The full set of entries must be copied exactly.

Records supplied:
┄┄┄┄┄┄┄┄┄┄┄┄┄┄┄┄┄┄┄┄

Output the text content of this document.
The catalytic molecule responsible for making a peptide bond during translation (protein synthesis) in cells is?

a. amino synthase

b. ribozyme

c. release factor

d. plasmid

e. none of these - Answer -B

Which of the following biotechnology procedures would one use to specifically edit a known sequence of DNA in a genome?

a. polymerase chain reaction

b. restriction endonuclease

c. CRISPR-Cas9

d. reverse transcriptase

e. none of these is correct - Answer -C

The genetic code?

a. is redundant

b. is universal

┄┄┄┄┄┄┄┄┄┄┄┄┄┄┄┄┄┄┄┄

Response:
Output the text content of this document.
The catalytic molecule responsible for making a peptide bond during translation (protein synthesis) in cells is?

a. amino synthase

b. ribozyme

c. release factor

d. plasmid

e. none of these - Answer -B

Which of the following biotechnology procedures would one use to specifically edit a known sequence of DNA in a genome?

a. polymerase chain reaction

b. restriction endonuclease

c. CRISPR-Cas9

d. reverse transcriptase

e. none of these is correct - Answer -C

The genetic code?

a. is redundant

b. is universal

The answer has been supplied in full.